◆ Records for processing:
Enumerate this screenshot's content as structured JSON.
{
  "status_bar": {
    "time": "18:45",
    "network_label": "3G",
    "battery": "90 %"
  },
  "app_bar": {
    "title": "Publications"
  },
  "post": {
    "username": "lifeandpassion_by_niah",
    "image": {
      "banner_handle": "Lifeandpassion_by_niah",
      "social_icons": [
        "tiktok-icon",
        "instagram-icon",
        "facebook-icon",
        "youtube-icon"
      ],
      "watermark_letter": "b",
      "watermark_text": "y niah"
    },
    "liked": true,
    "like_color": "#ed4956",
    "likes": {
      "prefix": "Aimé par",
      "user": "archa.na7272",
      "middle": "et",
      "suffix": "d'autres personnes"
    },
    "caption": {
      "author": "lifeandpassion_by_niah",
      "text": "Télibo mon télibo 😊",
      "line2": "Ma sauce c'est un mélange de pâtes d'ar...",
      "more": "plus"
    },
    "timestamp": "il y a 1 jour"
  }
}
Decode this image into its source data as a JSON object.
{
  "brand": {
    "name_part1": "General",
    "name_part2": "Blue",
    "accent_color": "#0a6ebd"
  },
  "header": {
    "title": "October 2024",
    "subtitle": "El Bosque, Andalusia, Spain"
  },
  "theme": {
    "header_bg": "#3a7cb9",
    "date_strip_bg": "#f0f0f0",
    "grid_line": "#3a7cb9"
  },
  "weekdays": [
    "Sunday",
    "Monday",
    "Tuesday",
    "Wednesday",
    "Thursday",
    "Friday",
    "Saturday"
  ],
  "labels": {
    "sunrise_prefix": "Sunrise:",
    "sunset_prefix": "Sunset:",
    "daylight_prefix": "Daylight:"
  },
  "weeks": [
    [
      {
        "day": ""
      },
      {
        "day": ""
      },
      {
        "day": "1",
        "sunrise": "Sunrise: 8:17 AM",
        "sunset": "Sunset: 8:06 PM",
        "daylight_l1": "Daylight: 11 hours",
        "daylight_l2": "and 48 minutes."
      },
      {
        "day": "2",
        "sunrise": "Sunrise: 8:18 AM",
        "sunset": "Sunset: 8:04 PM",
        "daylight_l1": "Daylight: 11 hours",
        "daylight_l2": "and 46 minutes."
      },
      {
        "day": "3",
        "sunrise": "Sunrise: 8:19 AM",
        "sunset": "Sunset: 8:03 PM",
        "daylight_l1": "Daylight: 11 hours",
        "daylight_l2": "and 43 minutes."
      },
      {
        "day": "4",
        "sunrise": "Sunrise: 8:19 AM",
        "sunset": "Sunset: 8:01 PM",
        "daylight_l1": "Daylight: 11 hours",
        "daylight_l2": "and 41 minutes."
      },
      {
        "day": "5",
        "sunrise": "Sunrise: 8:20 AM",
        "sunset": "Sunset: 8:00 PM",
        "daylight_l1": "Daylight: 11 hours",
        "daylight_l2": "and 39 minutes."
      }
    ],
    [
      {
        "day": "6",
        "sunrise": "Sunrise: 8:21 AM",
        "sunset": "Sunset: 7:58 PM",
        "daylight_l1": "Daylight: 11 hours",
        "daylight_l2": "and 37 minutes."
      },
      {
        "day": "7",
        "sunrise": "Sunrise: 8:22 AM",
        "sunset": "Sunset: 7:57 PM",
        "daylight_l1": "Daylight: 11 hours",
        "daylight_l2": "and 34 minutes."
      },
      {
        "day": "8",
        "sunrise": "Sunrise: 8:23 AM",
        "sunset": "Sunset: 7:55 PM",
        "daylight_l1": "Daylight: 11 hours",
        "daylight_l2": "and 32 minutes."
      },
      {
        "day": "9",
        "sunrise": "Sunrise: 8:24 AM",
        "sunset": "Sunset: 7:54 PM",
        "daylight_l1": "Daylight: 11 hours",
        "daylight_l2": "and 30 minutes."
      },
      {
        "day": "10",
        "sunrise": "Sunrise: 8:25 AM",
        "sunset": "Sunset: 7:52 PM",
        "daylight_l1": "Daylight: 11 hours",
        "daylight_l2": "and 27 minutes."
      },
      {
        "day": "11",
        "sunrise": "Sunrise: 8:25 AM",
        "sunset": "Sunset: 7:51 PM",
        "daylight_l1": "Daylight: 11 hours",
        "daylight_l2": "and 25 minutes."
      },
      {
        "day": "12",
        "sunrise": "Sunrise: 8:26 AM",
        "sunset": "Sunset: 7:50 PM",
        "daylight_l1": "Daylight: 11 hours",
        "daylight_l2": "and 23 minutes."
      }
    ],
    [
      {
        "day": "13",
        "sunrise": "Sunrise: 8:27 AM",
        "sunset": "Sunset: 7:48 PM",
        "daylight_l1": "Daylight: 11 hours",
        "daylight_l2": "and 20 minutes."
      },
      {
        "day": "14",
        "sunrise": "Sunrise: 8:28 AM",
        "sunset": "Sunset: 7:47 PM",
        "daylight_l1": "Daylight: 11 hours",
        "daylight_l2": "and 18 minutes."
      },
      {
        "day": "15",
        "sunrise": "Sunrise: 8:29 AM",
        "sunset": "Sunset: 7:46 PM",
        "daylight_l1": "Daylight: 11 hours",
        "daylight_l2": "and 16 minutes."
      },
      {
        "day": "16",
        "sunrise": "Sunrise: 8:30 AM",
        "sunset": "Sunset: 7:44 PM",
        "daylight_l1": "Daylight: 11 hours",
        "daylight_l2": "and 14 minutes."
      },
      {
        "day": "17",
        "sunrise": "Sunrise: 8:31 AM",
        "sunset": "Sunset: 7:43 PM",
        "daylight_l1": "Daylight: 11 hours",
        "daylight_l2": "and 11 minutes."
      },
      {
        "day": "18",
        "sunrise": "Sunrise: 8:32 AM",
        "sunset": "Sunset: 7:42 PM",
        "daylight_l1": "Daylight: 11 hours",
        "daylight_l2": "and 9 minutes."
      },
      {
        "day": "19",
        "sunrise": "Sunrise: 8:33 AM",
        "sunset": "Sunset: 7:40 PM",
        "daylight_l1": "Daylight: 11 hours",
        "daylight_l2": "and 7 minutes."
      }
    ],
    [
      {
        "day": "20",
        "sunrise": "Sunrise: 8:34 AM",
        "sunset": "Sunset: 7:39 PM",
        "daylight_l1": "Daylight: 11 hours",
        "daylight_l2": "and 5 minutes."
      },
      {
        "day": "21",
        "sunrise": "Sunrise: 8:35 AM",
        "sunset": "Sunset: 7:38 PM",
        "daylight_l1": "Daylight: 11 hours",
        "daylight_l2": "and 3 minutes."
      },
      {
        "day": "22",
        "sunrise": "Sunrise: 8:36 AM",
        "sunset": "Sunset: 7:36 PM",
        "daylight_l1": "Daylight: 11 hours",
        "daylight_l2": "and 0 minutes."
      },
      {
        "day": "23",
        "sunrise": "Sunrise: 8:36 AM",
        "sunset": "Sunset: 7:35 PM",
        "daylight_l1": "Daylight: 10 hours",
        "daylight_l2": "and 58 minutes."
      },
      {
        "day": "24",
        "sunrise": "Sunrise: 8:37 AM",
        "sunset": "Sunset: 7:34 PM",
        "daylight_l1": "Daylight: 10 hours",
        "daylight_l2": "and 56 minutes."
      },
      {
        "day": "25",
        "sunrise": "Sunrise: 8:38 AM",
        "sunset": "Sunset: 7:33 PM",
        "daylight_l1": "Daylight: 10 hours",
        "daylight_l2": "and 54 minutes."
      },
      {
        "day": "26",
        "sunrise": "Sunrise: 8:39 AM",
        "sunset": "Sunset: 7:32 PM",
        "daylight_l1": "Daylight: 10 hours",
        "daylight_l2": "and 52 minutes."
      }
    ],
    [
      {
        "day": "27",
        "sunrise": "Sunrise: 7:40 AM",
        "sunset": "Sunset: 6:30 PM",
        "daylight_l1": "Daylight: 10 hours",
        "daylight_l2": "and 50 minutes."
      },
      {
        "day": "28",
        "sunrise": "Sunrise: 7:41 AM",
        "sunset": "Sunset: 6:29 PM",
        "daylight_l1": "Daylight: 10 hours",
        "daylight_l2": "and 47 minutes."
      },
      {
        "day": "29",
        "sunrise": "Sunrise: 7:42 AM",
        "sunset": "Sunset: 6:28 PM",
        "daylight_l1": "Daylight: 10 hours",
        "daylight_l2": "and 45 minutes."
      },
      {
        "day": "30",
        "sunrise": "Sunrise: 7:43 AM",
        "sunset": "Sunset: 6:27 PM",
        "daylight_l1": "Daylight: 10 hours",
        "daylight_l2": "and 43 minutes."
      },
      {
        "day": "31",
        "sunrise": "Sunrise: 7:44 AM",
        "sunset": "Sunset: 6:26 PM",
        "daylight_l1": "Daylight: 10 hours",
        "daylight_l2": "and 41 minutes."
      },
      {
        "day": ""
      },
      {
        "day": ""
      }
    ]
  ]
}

◆ Direction: Where a line of the records above holds the word "this", copy that line.

◆ Result below:
Enumerate this screenshot's content as structured JSON.
Decode this image into its source data as a JSON object.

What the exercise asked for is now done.